- _What to do_
Each line of the material must be repeated precisely, with the pictures left out.

- _Input data_
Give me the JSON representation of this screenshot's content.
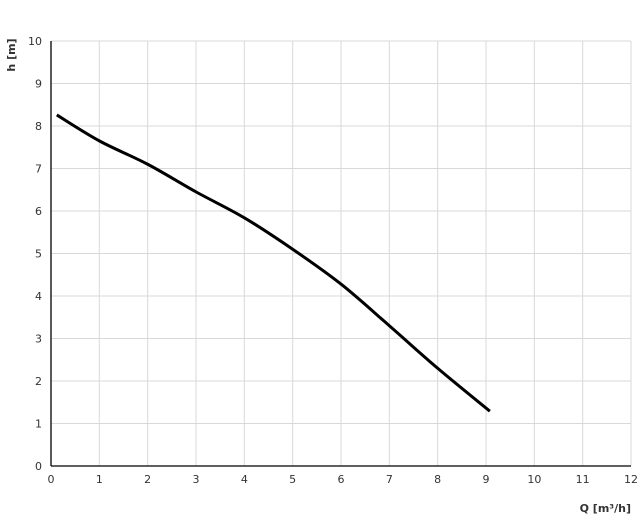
{
  "chart_data": {
    "type": "line",
    "title": "",
    "xlabel": "Q [m³/h]",
    "ylabel": "h [m]",
    "xlim": [
      0,
      12
    ],
    "ylim": [
      0,
      10
    ],
    "x_ticks": [
      "0",
      "1",
      "2",
      "3",
      "4",
      "5",
      "6",
      "7",
      "8",
      "9",
      "10",
      "11",
      "12"
    ],
    "y_ticks": [
      "0",
      "1",
      "2",
      "3",
      "4",
      "5",
      "6",
      "7",
      "8",
      "9",
      "10"
    ],
    "grid": true,
    "series": [
      {
        "color": "#000000",
        "x": [
          0.12,
          1,
          2,
          3,
          4,
          5,
          6,
          7,
          8,
          9.08
        ],
        "y": [
          8.26,
          7.65,
          7.1,
          6.45,
          5.84,
          5.1,
          4.28,
          3.3,
          2.3,
          1.29
        ]
      }
    ]
  }
}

- _In response_
Give me the JSON representation of this screenshot's content.
{
  "chart_data": {
    "type": "line",
    "title": "",
    "xlabel": "Q [m³/h]",
    "ylabel": "h [m]",
    "xlim": [
      0,
      12
    ],
    "ylim": [
      0,
      10
    ],
    "x_ticks": [
      "0",
      "1",
      "2",
      "3",
      "4",
      "5",
      "6",
      "7",
      "8",
      "9",
      "10",
      "11",
      "12"
    ],
    "y_ticks": [
      "0",
      "1",
      "2",
      "3",
      "4",
      "5",
      "6",
      "7",
      "8",
      "9",
      "10"
    ],
    "grid": true,
    "series": [
      {
        "color": "#000000",
        "x": [
          0.12,
          1,
          2,
          3,
          4,
          5,
          6,
          7,
          8,
          9.08
        ],
        "y": [
          8.26,
          7.65,
          7.1,
          6.45,
          5.84,
          5.1,
          4.28,
          3.3,
          2.3,
          1.29
        ]
      }
    ]
  }
}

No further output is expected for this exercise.